• _DATA FOR PROCESSING_
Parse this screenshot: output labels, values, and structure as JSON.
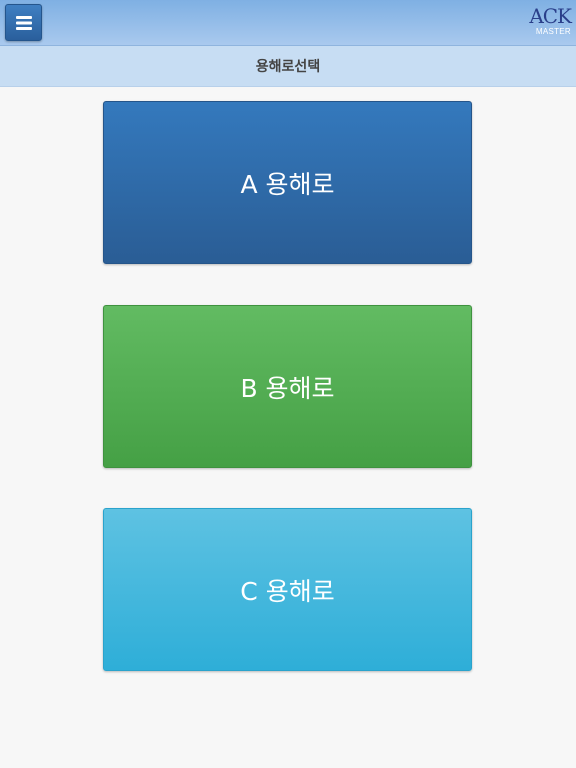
{
  "header": {
    "menu_icon": "hamburger-menu-icon",
    "logo": {
      "main": "ACK",
      "sub": "MASTER"
    }
  },
  "subheader": {
    "title": "용해로선택"
  },
  "furnaces": [
    {
      "label": "A 용해로",
      "color": "#2f6aaa"
    },
    {
      "label": "B 용해로",
      "color": "#52ad52"
    },
    {
      "label": "C 용해로",
      "color": "#43b7de"
    }
  ]
}
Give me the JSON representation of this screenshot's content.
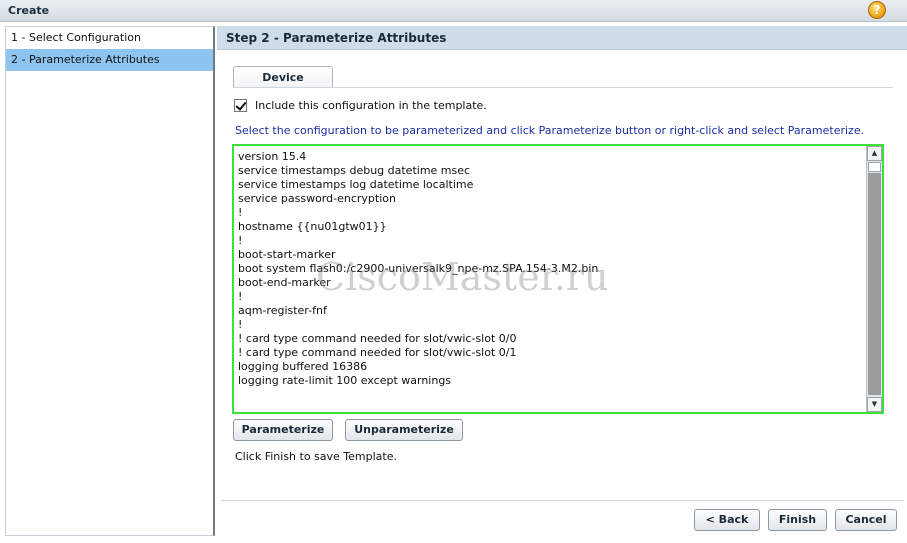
{
  "window": {
    "title": "Create"
  },
  "steps": [
    {
      "label": "1 - Select Configuration",
      "active": false
    },
    {
      "label": "2 - Parameterize Attributes",
      "active": true
    }
  ],
  "main": {
    "header": "Step 2 - Parameterize Attributes",
    "tab_label": "Device",
    "include_label": "Include this configuration in the template.",
    "include_checked": true,
    "instruction": "Select the configuration to be parameterized and click Parameterize button or right-click and select Parameterize.",
    "config_lines": [
      "version 15.4",
      "service timestamps debug datetime msec",
      "service timestamps log datetime localtime",
      "service password-encryption",
      "!",
      "hostname {{nu01gtw01}}",
      "!",
      "boot-start-marker",
      "boot system flash0:/c2900-universalk9_npe-mz.SPA.154-3.M2.bin",
      "boot-end-marker",
      "!",
      "aqm-register-fnf",
      "!",
      "! card type command needed for slot/vwic-slot 0/0",
      "! card type command needed for slot/vwic-slot 0/1",
      "logging buffered 16386",
      "logging rate-limit 100 except warnings"
    ],
    "parameterize_label": "Parameterize",
    "unparameterize_label": "Unparameterize",
    "finish_note": "Click Finish to save Template."
  },
  "footer": {
    "back_label": "< Back",
    "finish_label": "Finish",
    "cancel_label": "Cancel"
  },
  "watermark": "CiscoMaster.ru",
  "colors": {
    "active_step": "#8ec5f0",
    "header_bg": "#cfdde8",
    "config_border": "#3ee13a",
    "instruction_text": "#1a2fa0"
  }
}
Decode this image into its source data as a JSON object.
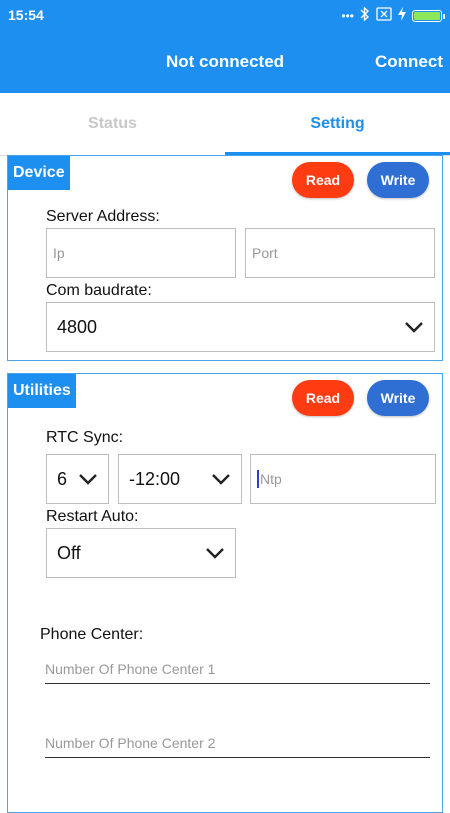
{
  "status_bar": {
    "time": "15:54",
    "icons": [
      "dots-icon",
      "bluetooth-icon",
      "sim-x-icon",
      "charging-icon",
      "battery-icon"
    ],
    "battery_color": "#8ee65a",
    "battery_level": 1.0
  },
  "app_bar": {
    "title": "Not connected",
    "action": "Connect",
    "color": "#1c8ff0"
  },
  "tabs": [
    {
      "label": "Status",
      "selected": false
    },
    {
      "label": "Setting",
      "selected": true
    }
  ],
  "device": {
    "section_label": "Device",
    "read_label": "Read",
    "write_label": "Write",
    "server_address_label": "Server Address:",
    "ip_placeholder": "Ip",
    "port_placeholder": "Port",
    "baud_label": "Com baudrate:",
    "baud_value": "4800"
  },
  "utilities": {
    "section_label": "Utilities",
    "read_label": "Read",
    "write_label": "Write",
    "rtc_label": "RTC Sync:",
    "rtc_value": "6",
    "timezone_value": "-12:00",
    "ntp_placeholder": "Ntp",
    "restart_label": "Restart Auto:",
    "restart_value": "Off",
    "phone_center_label": "Phone Center:",
    "phone_center_1_placeholder": "Number Of Phone Center 1",
    "phone_center_2_placeholder": "Number Of Phone Center 2"
  },
  "colors": {
    "read_button": "#ff3b12",
    "write_button": "#2f6fd4",
    "accent": "#1c8ff0"
  }
}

• _EXERCISE REQUIREMENTS_
Copy every line in the entries above that has the string "card" in it.

• _COMPLETE OUTPUT_
      "! card type command needed for slot/vwic-slot 0/0",
      "! card type command needed for slot/vwic-slot 0/1",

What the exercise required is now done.